None of that. The Obama “stories” are, I submit, in league with a long, colorful and frequently disquieting chapter in American presidential history. It is the chapter where some Americans never quite get to the point of accepting the person in the White House. Presidential history is full of “facts” from the fringe that, if true, would surely “disqualify” the offender in the Oval Office.

The president in modern times most aggressively vilified in this way was surely Franklin Delano Roosevelt. As George Wolfskill and John A. Hudson document in their book – All but the People – Franklin D. Roosevelt and His Critics – FDR was – pick your poison – mentally ill, unable to handle the strain of office due to his polio, a shadow Communist (or Fascist), a warmonger and a Jew.

[Dataset records]
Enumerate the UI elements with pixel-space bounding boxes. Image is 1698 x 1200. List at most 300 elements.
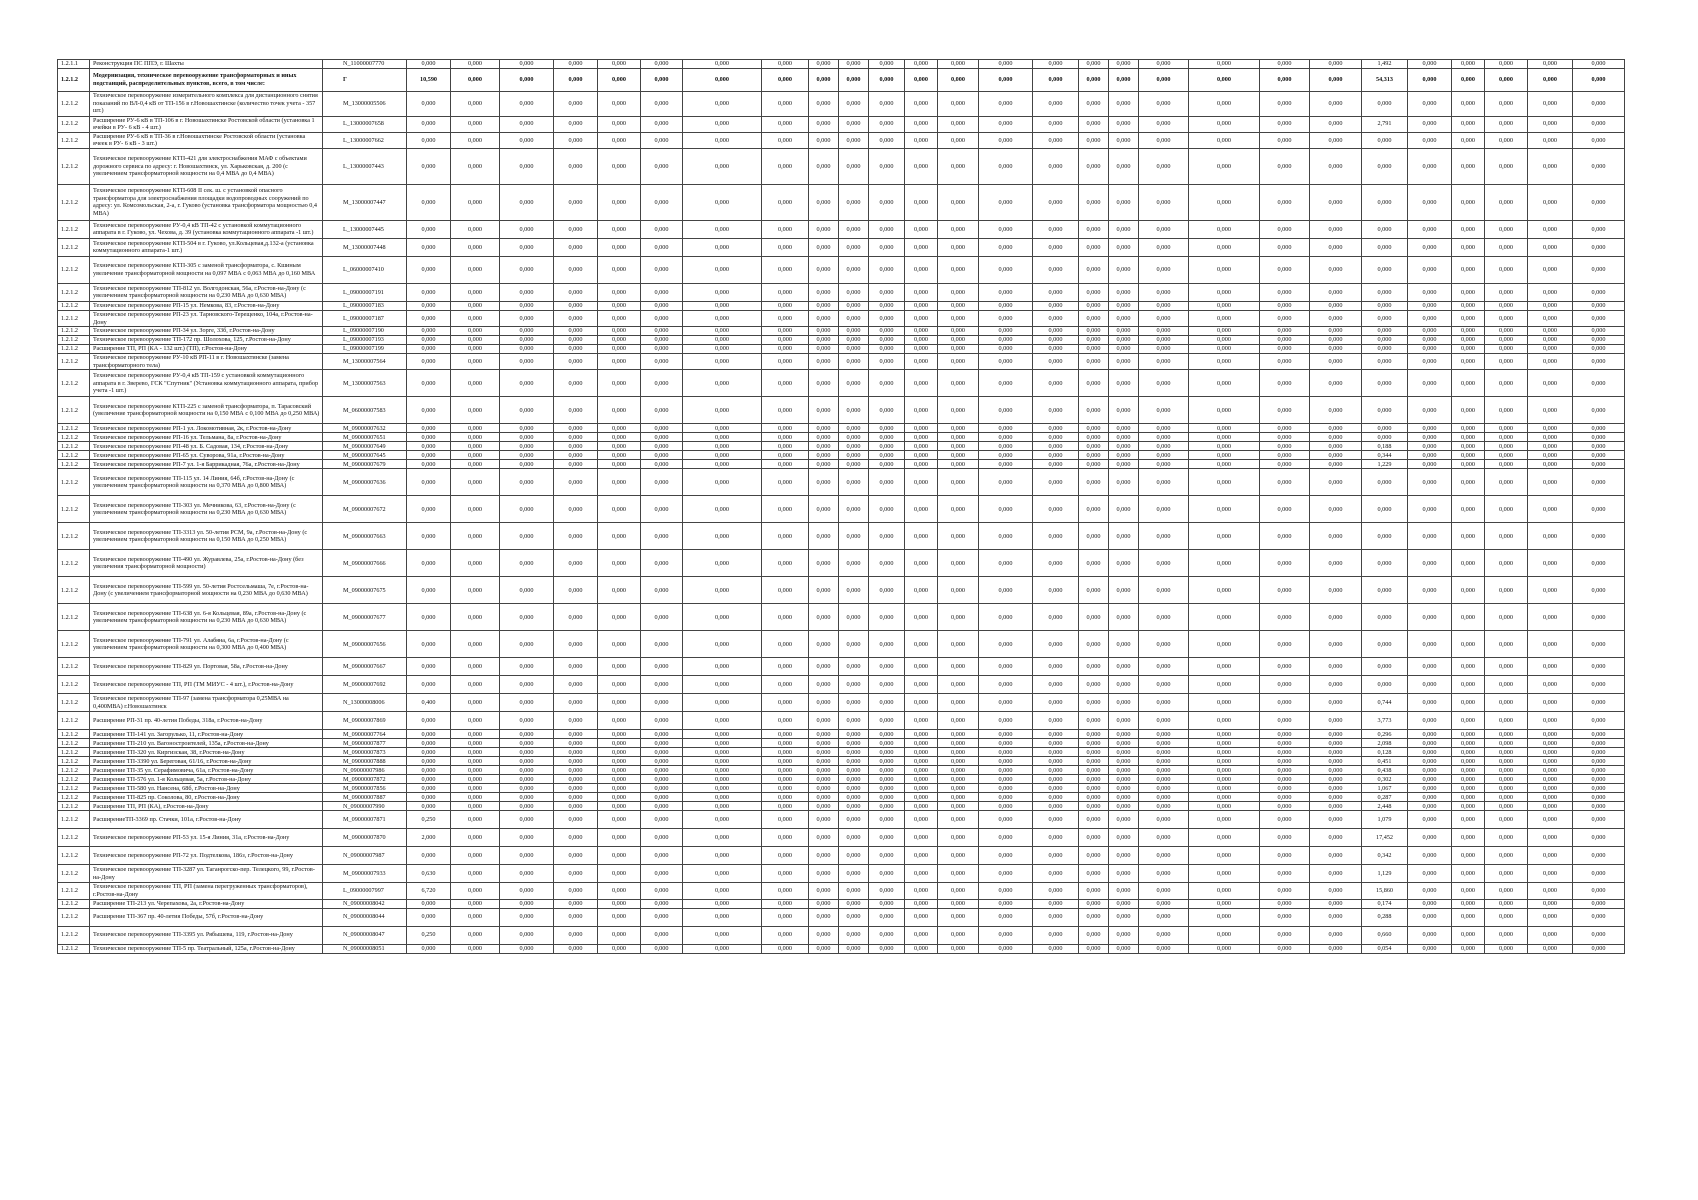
value-cell: 0,000 bbox=[554, 631, 598, 658]
value-cell: 0,000 bbox=[1528, 184, 1573, 220]
value-cell: 0,000 bbox=[1408, 748, 1452, 757]
value-cell: 0,000 bbox=[451, 91, 500, 116]
value-cell: 0,000 bbox=[1408, 694, 1452, 712]
value-cell: 0,000 bbox=[1408, 766, 1452, 775]
value-cell: 0,000 bbox=[1079, 184, 1109, 220]
value-cell: 0,000 bbox=[598, 865, 641, 883]
value-cell: 0,000 bbox=[500, 757, 554, 766]
value-cell: 0,000 bbox=[1310, 748, 1362, 757]
value-cell: 0,000 bbox=[979, 345, 1033, 354]
project-id-cell: M_09000007692 bbox=[323, 676, 407, 694]
value-cell: 0,000 bbox=[979, 238, 1033, 256]
value-cell: 0,000 bbox=[500, 775, 554, 784]
value-cell: 0,000 bbox=[1109, 301, 1139, 310]
value-cell: 0,000 bbox=[641, 336, 683, 345]
value-cell: 0,000 bbox=[1528, 766, 1573, 775]
value-cell: 0,000 bbox=[500, 883, 554, 899]
value-cell: 0,000 bbox=[1139, 256, 1189, 283]
value-cell: 0,000 bbox=[1079, 327, 1109, 336]
value-cell: 0,000 bbox=[1079, 132, 1109, 148]
project-name-cell: Реконструкция ПС ППЭ, г. Шахты bbox=[90, 60, 323, 69]
value-cell: 0,000 bbox=[641, 451, 683, 460]
value-cell: 0,000 bbox=[979, 829, 1033, 847]
value-cell: 0,000 bbox=[762, 327, 809, 336]
value-cell: 0,000 bbox=[1573, 148, 1625, 184]
value-cell: 0,000 bbox=[1310, 811, 1362, 829]
value-cell: 0,000 bbox=[1033, 944, 1079, 953]
value-cell: 0,000 bbox=[641, 550, 683, 577]
value-cell: 0,000 bbox=[1485, 301, 1528, 310]
value-cell: 0,000 bbox=[554, 433, 598, 442]
value-cell: 0,000 bbox=[641, 829, 683, 847]
value-cell: 0,000 bbox=[1079, 469, 1109, 496]
value-cell: 0,000 bbox=[979, 370, 1033, 397]
value-cell: 0,000 bbox=[809, 523, 839, 550]
value-cell: 0,000 bbox=[1362, 132, 1408, 148]
value-cell: 0,000 bbox=[809, 577, 839, 604]
value-cell: 0,000 bbox=[683, 658, 762, 676]
value-cell: 0,000 bbox=[1362, 433, 1408, 442]
value-cell: 0,000 bbox=[641, 283, 683, 301]
value-cell: 0,000 bbox=[1528, 730, 1573, 739]
value-cell: 0,000 bbox=[1310, 865, 1362, 883]
table-row bbox=[58, 442, 1625, 451]
value-cell: 0,000 bbox=[979, 148, 1033, 184]
value-cell: 0,000 bbox=[1139, 847, 1189, 865]
value-cell: 0,000 bbox=[839, 658, 869, 676]
value-cell: 0,000 bbox=[979, 451, 1033, 460]
value-cell: 0,000 bbox=[451, 676, 500, 694]
value-cell: 0,000 bbox=[938, 766, 979, 775]
table-row bbox=[58, 469, 1625, 496]
value-cell: 0,000 bbox=[839, 631, 869, 658]
row-code-cell: 1.2.1.2 bbox=[58, 766, 90, 775]
value-cell: 0,000 bbox=[500, 116, 554, 132]
value-cell: 0,000 bbox=[407, 354, 451, 370]
value-cell: 0,000 bbox=[809, 301, 839, 310]
value-cell: 0,744 bbox=[1362, 694, 1408, 712]
value-cell: 0,000 bbox=[554, 550, 598, 577]
value-cell: 0,000 bbox=[1139, 730, 1189, 739]
value-cell: 0,000 bbox=[1528, 424, 1573, 433]
value-cell: 0,000 bbox=[938, 496, 979, 523]
value-cell: 0,000 bbox=[1189, 424, 1260, 433]
value-cell: 0,000 bbox=[1310, 730, 1362, 739]
value-cell: 0,000 bbox=[1109, 68, 1139, 91]
value-cell: 0,000 bbox=[809, 757, 839, 766]
value-cell: 0,000 bbox=[979, 676, 1033, 694]
value-cell: 0,000 bbox=[1408, 658, 1452, 676]
row-code-cell: 1.2.1.2 bbox=[58, 460, 90, 469]
value-cell: 0,000 bbox=[762, 148, 809, 184]
value-cell: 0,000 bbox=[554, 220, 598, 238]
value-cell: 0,000 bbox=[1260, 694, 1310, 712]
row-code-cell: 1.2.1.2 bbox=[58, 793, 90, 802]
value-cell: 0,000 bbox=[762, 676, 809, 694]
value-cell: 0,000 bbox=[1079, 694, 1109, 712]
value-cell: 0,000 bbox=[1033, 354, 1079, 370]
value-cell: 0,000 bbox=[809, 676, 839, 694]
value-cell: 0,000 bbox=[1485, 424, 1528, 433]
value-cell: 0,000 bbox=[1109, 944, 1139, 953]
value-cell: 0,000 bbox=[1260, 238, 1310, 256]
value-cell: 0,000 bbox=[683, 442, 762, 451]
value-cell: 0,000 bbox=[641, 354, 683, 370]
project-id-cell: M_09000007632 bbox=[323, 424, 407, 433]
value-cell: 0,000 bbox=[407, 658, 451, 676]
value-cell: 0,000 bbox=[809, 116, 839, 132]
value-cell: 0,000 bbox=[1573, 748, 1625, 757]
row-code-cell: 1.2.1.2 bbox=[58, 91, 90, 116]
value-cell: 0,000 bbox=[500, 370, 554, 397]
value-cell: 0,000 bbox=[683, 793, 762, 802]
value-cell: 0,000 bbox=[1485, 775, 1528, 784]
project-id-cell: L_09000007997 bbox=[323, 883, 407, 899]
value-cell: 0,000 bbox=[1310, 631, 1362, 658]
value-cell: 0,000 bbox=[1310, 91, 1362, 116]
value-cell: 0,000 bbox=[1485, 60, 1528, 69]
value-cell: 0,000 bbox=[1033, 766, 1079, 775]
value-cell: 0,000 bbox=[1033, 256, 1079, 283]
value-cell: 0,000 bbox=[1033, 908, 1079, 926]
value-cell: 0,000 bbox=[554, 451, 598, 460]
value-cell: 0,000 bbox=[1362, 550, 1408, 577]
value-cell: 0,400 bbox=[407, 694, 451, 712]
value-cell: 0,000 bbox=[905, 908, 938, 926]
value-cell: 0,000 bbox=[762, 184, 809, 220]
value-cell: 0,000 bbox=[1109, 336, 1139, 345]
value-cell: 0,000 bbox=[762, 496, 809, 523]
value-cell: 0,000 bbox=[938, 829, 979, 847]
value-cell: 0,000 bbox=[979, 739, 1033, 748]
value-cell: 0,000 bbox=[869, 793, 905, 802]
value-cell: 0,000 bbox=[1033, 865, 1079, 883]
value-cell: 0,000 bbox=[938, 604, 979, 631]
value-cell: 0,000 bbox=[979, 523, 1033, 550]
value-cell: 0,000 bbox=[1573, 91, 1625, 116]
value-cell: 0,000 bbox=[1528, 116, 1573, 132]
value-cell: 0,000 bbox=[938, 184, 979, 220]
value-cell: 0,000 bbox=[1033, 283, 1079, 301]
value-cell: 0,000 bbox=[905, 283, 938, 301]
value-cell: 0,000 bbox=[938, 730, 979, 739]
value-cell: 0,000 bbox=[641, 631, 683, 658]
row-code-cell: 1.2.1.2 bbox=[58, 238, 90, 256]
value-cell: 0,000 bbox=[1079, 496, 1109, 523]
project-name-cell: Техническое перевооружение РП-34 ул. Зорге, 33б, г.Ростов-на-Дону bbox=[90, 327, 323, 336]
value-cell: 0,000 bbox=[1189, 91, 1260, 116]
value-cell: 0,000 bbox=[809, 730, 839, 739]
value-cell: 0,000 bbox=[1528, 748, 1573, 757]
value-cell: 0,000 bbox=[1079, 301, 1109, 310]
value-cell: 0,000 bbox=[869, 424, 905, 433]
value-cell: 0,000 bbox=[554, 658, 598, 676]
value-cell: 0,000 bbox=[1189, 116, 1260, 132]
project-id-cell: M_13000005506 bbox=[323, 91, 407, 116]
value-cell: 0,000 bbox=[598, 327, 641, 336]
value-cell: 0,000 bbox=[809, 908, 839, 926]
table-row bbox=[58, 496, 1625, 523]
value-cell: 0,000 bbox=[1079, 793, 1109, 802]
value-cell: 0,000 bbox=[598, 148, 641, 184]
value-cell: 0,000 bbox=[1485, 811, 1528, 829]
value-cell: 0,000 bbox=[839, 327, 869, 336]
table-row bbox=[58, 739, 1625, 748]
value-cell: 0,000 bbox=[598, 469, 641, 496]
project-id-cell: M_09000007877 bbox=[323, 739, 407, 748]
value-cell: 0,000 bbox=[1260, 811, 1310, 829]
value-cell: 0,000 bbox=[1033, 68, 1079, 91]
value-cell: 0,000 bbox=[1485, 132, 1528, 148]
value-cell: 0,000 bbox=[641, 132, 683, 148]
value-cell: 0,000 bbox=[869, 301, 905, 310]
value-cell: 0,000 bbox=[598, 68, 641, 91]
value-cell: 0,000 bbox=[598, 370, 641, 397]
project-id-cell: M_09000007667 bbox=[323, 658, 407, 676]
value-cell: 0,000 bbox=[683, 883, 762, 899]
value-cell: 0,000 bbox=[598, 550, 641, 577]
value-cell: 0,000 bbox=[598, 523, 641, 550]
value-cell: 0,000 bbox=[1310, 220, 1362, 238]
value-cell: 0,000 bbox=[1033, 523, 1079, 550]
value-cell: 0,000 bbox=[762, 336, 809, 345]
value-cell: 0,000 bbox=[1189, 712, 1260, 730]
value-cell: 0,000 bbox=[407, 775, 451, 784]
value-cell: 0,000 bbox=[1362, 397, 1408, 424]
value-cell: 0,000 bbox=[641, 784, 683, 793]
value-cell: 0,000 bbox=[451, 775, 500, 784]
value-cell: 0,000 bbox=[938, 283, 979, 301]
value-cell: 0,000 bbox=[839, 748, 869, 757]
value-cell: 0,000 bbox=[979, 802, 1033, 811]
project-id-cell: M_09000007888 bbox=[323, 757, 407, 766]
value-cell: 0,000 bbox=[1033, 345, 1079, 354]
value-cell: 0,000 bbox=[407, 256, 451, 283]
value-cell: 0,000 bbox=[1573, 469, 1625, 496]
value-cell: 0,000 bbox=[1573, 442, 1625, 451]
value-cell: 0,000 bbox=[979, 865, 1033, 883]
value-cell: 0,000 bbox=[905, 766, 938, 775]
value-cell: 0,000 bbox=[683, 694, 762, 712]
value-cell: 0,000 bbox=[1485, 442, 1528, 451]
value-cell: 0,000 bbox=[1033, 730, 1079, 739]
value-cell: 0,000 bbox=[1573, 802, 1625, 811]
value-cell: 0,000 bbox=[905, 748, 938, 757]
value-cell: 0,000 bbox=[683, 829, 762, 847]
value-cell: 0,000 bbox=[1528, 811, 1573, 829]
value-cell: 0,000 bbox=[641, 712, 683, 730]
value-cell: 0,000 bbox=[1079, 238, 1109, 256]
project-name-cell: Техническое перевооружение ТП-3287 ул. Таганрогско-пер. Телецкого, 99, г.Ростов-на-Дону bbox=[90, 865, 323, 883]
value-cell: 0,000 bbox=[762, 283, 809, 301]
value-cell: 0,000 bbox=[1452, 883, 1485, 899]
value-cell: 0,000 bbox=[1139, 748, 1189, 757]
value-cell: 0,000 bbox=[869, 238, 905, 256]
value-cell: 0,000 bbox=[1033, 604, 1079, 631]
value-cell: 0,000 bbox=[554, 116, 598, 132]
value-cell: 0,000 bbox=[641, 523, 683, 550]
value-cell: 0,000 bbox=[598, 766, 641, 775]
value-cell: 0,000 bbox=[1079, 60, 1109, 69]
value-cell: 0,000 bbox=[1573, 784, 1625, 793]
value-cell: 0,000 bbox=[500, 865, 554, 883]
value-cell: 0,000 bbox=[1139, 310, 1189, 326]
value-cell: 0,000 bbox=[809, 694, 839, 712]
value-cell: 0,000 bbox=[1485, 310, 1528, 326]
value-cell: 0,000 bbox=[683, 469, 762, 496]
value-cell: 0,000 bbox=[407, 238, 451, 256]
value-cell: 0,000 bbox=[1310, 310, 1362, 326]
value-cell: 0,000 bbox=[762, 577, 809, 604]
value-cell: 0,000 bbox=[809, 310, 839, 326]
project-id-cell: M_09000007636 bbox=[323, 469, 407, 496]
value-cell: 0,000 bbox=[451, 793, 500, 802]
value-cell: 0,000 bbox=[451, 345, 500, 354]
value-cell: 0,000 bbox=[1189, 775, 1260, 784]
value-cell: 0,000 bbox=[1362, 336, 1408, 345]
value-cell: 0,000 bbox=[905, 883, 938, 899]
value-cell: 0,000 bbox=[1452, 442, 1485, 451]
value-cell: 0,000 bbox=[1573, 658, 1625, 676]
value-cell: 0,000 bbox=[1139, 148, 1189, 184]
value-cell: 0,000 bbox=[1408, 132, 1452, 148]
value-cell: 0,000 bbox=[1189, 451, 1260, 460]
value-cell: 0,000 bbox=[500, 220, 554, 238]
value-cell: 0,000 bbox=[979, 694, 1033, 712]
value-cell: 0,000 bbox=[1189, 238, 1260, 256]
value-cell: 0,000 bbox=[905, 604, 938, 631]
value-cell: 0,000 bbox=[762, 926, 809, 944]
row-code-cell: 1.2.1.2 bbox=[58, 550, 90, 577]
value-cell: 0,000 bbox=[598, 238, 641, 256]
value-cell: 0,000 bbox=[938, 345, 979, 354]
value-cell: 0,000 bbox=[683, 739, 762, 748]
project-name-cell: Расширение ТП-213 ул. Черепахова, 2а, г.Ростов-на-Дону bbox=[90, 899, 323, 908]
value-cell: 0,000 bbox=[1408, 908, 1452, 926]
value-cell: 0,000 bbox=[1033, 60, 1079, 69]
value-cell: 0,000 bbox=[407, 712, 451, 730]
row-code-cell: 1.2.1.2 bbox=[58, 336, 90, 345]
value-cell: 0,000 bbox=[641, 91, 683, 116]
value-cell: 0,000 bbox=[1573, 301, 1625, 310]
value-cell: 0,000 bbox=[979, 460, 1033, 469]
value-cell: 0,000 bbox=[809, 829, 839, 847]
project-id-cell: M_09000007666 bbox=[323, 550, 407, 577]
value-cell: 0,000 bbox=[1189, 847, 1260, 865]
value-cell: 0,000 bbox=[1139, 370, 1189, 397]
value-cell: 0,000 bbox=[554, 784, 598, 793]
value-cell: 0,000 bbox=[1033, 310, 1079, 326]
value-cell: 0,000 bbox=[641, 184, 683, 220]
value-cell: 0,000 bbox=[1362, 604, 1408, 631]
value-cell: 0,000 bbox=[905, 926, 938, 944]
project-name-cell: Техническое перевооружение ТП, РП (замена перегруженных трансформаторов), г.Ростов-на-Дону bbox=[90, 883, 323, 899]
value-cell: 0,000 bbox=[683, 354, 762, 370]
value-cell: 0,000 bbox=[554, 883, 598, 899]
value-cell: 0,000 bbox=[500, 327, 554, 336]
value-cell: 0,000 bbox=[451, 301, 500, 310]
value-cell: 0,000 bbox=[500, 926, 554, 944]
value-cell: 0,000 bbox=[1033, 433, 1079, 442]
value-cell: 0,000 bbox=[938, 60, 979, 69]
value-cell: 0,000 bbox=[1189, 811, 1260, 829]
value-cell: 0,000 bbox=[1310, 345, 1362, 354]
value-cell: 0,000 bbox=[1033, 748, 1079, 757]
value-cell: 0,000 bbox=[905, 694, 938, 712]
value-cell: 0,000 bbox=[762, 424, 809, 433]
value-cell: 0,000 bbox=[1362, 256, 1408, 283]
value-cell: 0,000 bbox=[1260, 847, 1310, 865]
value-cell: 0,000 bbox=[1139, 739, 1189, 748]
project-name-cell: Техническое перевооружение КТП-421 для электроснабжения МАФ с объектами дорожного сервиса по адресу: г. Новошахтинск, ул. Харьковская, д. 200 (с увеличением трансформаторной мощности на 0,4 МВА до 0,4 МВА) bbox=[90, 148, 323, 184]
value-cell: 0,000 bbox=[938, 256, 979, 283]
value-cell: 0,000 bbox=[554, 370, 598, 397]
value-cell: 0,000 bbox=[869, 739, 905, 748]
value-cell: 0,000 bbox=[1079, 451, 1109, 460]
value-cell: 0,000 bbox=[407, 496, 451, 523]
value-cell: 0,000 bbox=[1408, 739, 1452, 748]
value-cell: 0,000 bbox=[1452, 148, 1485, 184]
value-cell: 0,000 bbox=[1189, 460, 1260, 469]
value-cell: 0,000 bbox=[869, 132, 905, 148]
value-cell: 0,000 bbox=[1573, 811, 1625, 829]
value-cell: 0,000 bbox=[1573, 775, 1625, 784]
table-row bbox=[58, 899, 1625, 908]
value-cell: 0,000 bbox=[598, 712, 641, 730]
value-cell: 0,000 bbox=[407, 469, 451, 496]
value-cell: 0,000 bbox=[1109, 766, 1139, 775]
value-cell: 0,000 bbox=[1189, 496, 1260, 523]
row-code-cell: 1.2.1.2 bbox=[58, 148, 90, 184]
row-code-cell: 1.2.1.2 bbox=[58, 784, 90, 793]
value-cell: 0,000 bbox=[809, 883, 839, 899]
project-name-cell: Техническое перевооружение ТП-97 (замена трансформатора 0,25МВА на 0,400МВА) г.Новошахтинск bbox=[90, 694, 323, 712]
table-row bbox=[58, 730, 1625, 739]
value-cell: 0,000 bbox=[839, 883, 869, 899]
value-cell: 0,000 bbox=[869, 748, 905, 757]
value-cell: 0,000 bbox=[1408, 354, 1452, 370]
value-cell: 0,000 bbox=[641, 676, 683, 694]
value-cell: 0,000 bbox=[979, 712, 1033, 730]
value-cell: 0,000 bbox=[938, 847, 979, 865]
project-id-cell: M_09000007872 bbox=[323, 775, 407, 784]
value-cell: 0,000 bbox=[598, 220, 641, 238]
project-name-cell: Расширение ТП-35 ул. Серафимовича, 61а, г.Ростов-на-Дону bbox=[90, 766, 323, 775]
value-cell: 0,000 bbox=[839, 577, 869, 604]
value-cell: 0,000 bbox=[1139, 775, 1189, 784]
value-cell: 0,000 bbox=[1079, 926, 1109, 944]
value-cell: 0,000 bbox=[407, 550, 451, 577]
value-cell: 0,000 bbox=[1408, 220, 1452, 238]
value-cell: 0,000 bbox=[1139, 604, 1189, 631]
value-cell: 0,000 bbox=[1573, 184, 1625, 220]
value-cell: 0,000 bbox=[407, 766, 451, 775]
table-row bbox=[58, 793, 1625, 802]
value-cell: 0,000 bbox=[979, 60, 1033, 69]
value-cell: 0,000 bbox=[1485, 397, 1528, 424]
value-cell: 0,000 bbox=[905, 460, 938, 469]
value-cell: 0,000 bbox=[762, 694, 809, 712]
value-cell: 0,000 bbox=[1079, 865, 1109, 883]
value-cell: 0,000 bbox=[762, 865, 809, 883]
value-cell: 0,000 bbox=[1362, 283, 1408, 301]
value-cell: 0,000 bbox=[1260, 283, 1310, 301]
value-cell: 0,000 bbox=[809, 132, 839, 148]
value-cell: 0,000 bbox=[1408, 496, 1452, 523]
value-cell: 0,000 bbox=[1573, 676, 1625, 694]
value-cell: 0,000 bbox=[869, 220, 905, 238]
value-cell: 0,000 bbox=[451, 68, 500, 91]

List of tasks:
A - Answer these questions about the passage on fringe stories about presidents, following the material.
(i) What do some Americans never quite get to the point of accepting?
(ii) Which president in modern times was most aggressively vilified in this way?
(iii) Who documented that vilification in their book?
B - From the passage on fringe stories about presidents, extract the text between "The president in" and "warmonger and a Jew.", inclusive.
C - Summarize the passage on fringe stories about presidents in two sentences.

Answers to the exercise:
A -
(i) The person in the White House.
(ii) Franklin Delano Roosevelt.
(iii) George Wolfskill and John A. Hudson.

B -
The president in modern times most aggressively vilified in this way was surely Franklin Delano Roosevelt. As George Wolfskill and John A. Hudson document in their book – All but the People – Franklin D. Roosevelt and His Critics – FDR was – pick your poison – mentally ill, unable to handle the strain of office due to his polio, a shadow Communist (or Fascist), a warmonger and a Jew.

C - The Obama "stories" belong to a long chapter in American presidential history in which some Americans never accept the person in the White House and spread fringe "facts" that would disqualify that president if true. The modern president most aggressively vilified this way was Franklin Delano Roosevelt, who was called mentally ill, unable to handle the strain of office because of his polio, a shadow Communist or Fascist, a warmonger and a Jew.